◆ **SET EXERCISE**
Reproduce every entry in the listing without alteration.

**** DATA EXCERPTS ****

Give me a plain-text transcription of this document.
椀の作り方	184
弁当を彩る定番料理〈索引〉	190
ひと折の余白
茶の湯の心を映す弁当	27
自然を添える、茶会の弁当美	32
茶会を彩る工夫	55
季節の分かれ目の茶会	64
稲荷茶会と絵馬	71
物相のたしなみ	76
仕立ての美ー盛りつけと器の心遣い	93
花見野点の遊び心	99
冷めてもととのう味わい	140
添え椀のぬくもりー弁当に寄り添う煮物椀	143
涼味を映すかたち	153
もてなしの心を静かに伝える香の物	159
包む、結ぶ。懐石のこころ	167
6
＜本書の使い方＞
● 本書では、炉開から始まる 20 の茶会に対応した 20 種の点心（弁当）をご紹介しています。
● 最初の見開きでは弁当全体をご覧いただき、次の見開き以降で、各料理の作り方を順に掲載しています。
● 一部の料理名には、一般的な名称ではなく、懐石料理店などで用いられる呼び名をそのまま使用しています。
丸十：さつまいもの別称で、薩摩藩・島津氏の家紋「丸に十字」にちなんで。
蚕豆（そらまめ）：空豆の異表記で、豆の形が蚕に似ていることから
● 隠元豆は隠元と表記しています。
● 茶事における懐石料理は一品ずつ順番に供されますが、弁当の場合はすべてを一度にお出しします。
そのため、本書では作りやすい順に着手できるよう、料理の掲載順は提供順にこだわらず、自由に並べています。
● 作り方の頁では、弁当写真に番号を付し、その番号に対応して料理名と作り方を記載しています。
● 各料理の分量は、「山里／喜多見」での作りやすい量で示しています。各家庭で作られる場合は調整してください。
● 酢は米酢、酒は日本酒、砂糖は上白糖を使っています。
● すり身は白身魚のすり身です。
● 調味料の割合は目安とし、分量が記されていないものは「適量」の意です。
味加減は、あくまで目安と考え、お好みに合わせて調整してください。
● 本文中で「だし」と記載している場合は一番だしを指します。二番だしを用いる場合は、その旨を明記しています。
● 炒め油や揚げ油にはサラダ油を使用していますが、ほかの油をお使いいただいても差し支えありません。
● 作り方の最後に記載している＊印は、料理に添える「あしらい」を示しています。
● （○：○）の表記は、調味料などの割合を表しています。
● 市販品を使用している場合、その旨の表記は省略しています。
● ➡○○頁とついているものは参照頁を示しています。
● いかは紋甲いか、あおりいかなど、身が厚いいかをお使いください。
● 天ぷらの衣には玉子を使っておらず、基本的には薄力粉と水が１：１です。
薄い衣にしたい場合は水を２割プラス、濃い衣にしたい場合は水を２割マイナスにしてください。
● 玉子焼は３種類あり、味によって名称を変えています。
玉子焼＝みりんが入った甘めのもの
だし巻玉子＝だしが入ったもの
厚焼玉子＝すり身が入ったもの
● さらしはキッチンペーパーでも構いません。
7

****

◆ **WRITTEN ANSWER**
Give me a plain-text transcription of this document.
椀の作り方	184
弁当を彩る定番料理〈索引〉	190
ひと折の余白
茶の湯の心を映す弁当	27
自然を添える、茶会の弁当美	32
茶会を彩る工夫	55
季節の分かれ目の茶会	64
稲荷茶会と絵馬	71
物相のたしなみ	76
仕立ての美ー盛りつけと器の心遣い	93
花見野点の遊び心	99
冷めてもととのう味わい	140
添え椀のぬくもりー弁当に寄り添う煮物椀	143
涼味を映すかたち	153
もてなしの心を静かに伝える香の物	159
包む、結ぶ。懐石のこころ	167
6
＜本書の使い方＞
● 本書では、炉開から始まる 20 の茶会に対応した 20 種の点心（弁当）をご紹介しています。
● 最初の見開きでは弁当全体をご覧いただき、次の見開き以降で、各料理の作り方を順に掲載しています。
● 一部の料理名には、一般的な名称ではなく、懐石料理店などで用いられる呼び名をそのまま使用しています。
丸十：さつまいもの別称で、薩摩藩・島津氏の家紋「丸に十字」にちなんで。
蚕豆（そらまめ）：空豆の異表記で、豆の形が蚕に似ていることから
● 隠元豆は隠元と表記しています。
● 茶事における懐石料理は一品ずつ順番に供されますが、弁当の場合はすべてを一度にお出しします。
そのため、本書では作りやすい順に着手できるよう、料理の掲載順は提供順にこだわらず、自由に並べています。
● 作り方の頁では、弁当写真に番号を付し、その番号に対応して料理名と作り方を記載しています。
● 各料理の分量は、「山里／喜多見」での作りやすい量で示しています。各家庭で作られる場合は調整してください。
● 酢は米酢、酒は日本酒、砂糖は上白糖を使っています。
● すり身は白身魚のすり身です。
● 調味料の割合は目安とし、分量が記されていないものは「適量」の意です。
味加減は、あくまで目安と考え、お好みに合わせて調整してください。
● 本文中で「だし」と記載している場合は一番だしを指します。二番だしを用いる場合は、その旨を明記しています。
● 炒め油や揚げ油にはサラダ油を使用していますが、ほかの油をお使いいただいても差し支えありません。
● 作り方の最後に記載している＊印は、料理に添える「あしらい」を示しています。
● （○：○）の表記は、調味料などの割合を表しています。
● 市販品を使用している場合、その旨の表記は省略しています。
● ➡○○頁とついているものは参照頁を示しています。
● いかは紋甲いか、あおりいかなど、身が厚いいかをお使いください。
● 天ぷらの衣には玉子を使っておらず、基本的には薄力粉と水が１：１です。
薄い衣にしたい場合は水を２割プラス、濃い衣にしたい場合は水を２割マイナスにしてください。
● 玉子焼は３種類あり、味によって名称を変えています。
玉子焼＝みりんが入った甘めのもの
だし巻玉子＝だしが入ったもの
厚焼玉子＝すり身が入ったもの
● さらしはキッチンペーパーでも構いません。
7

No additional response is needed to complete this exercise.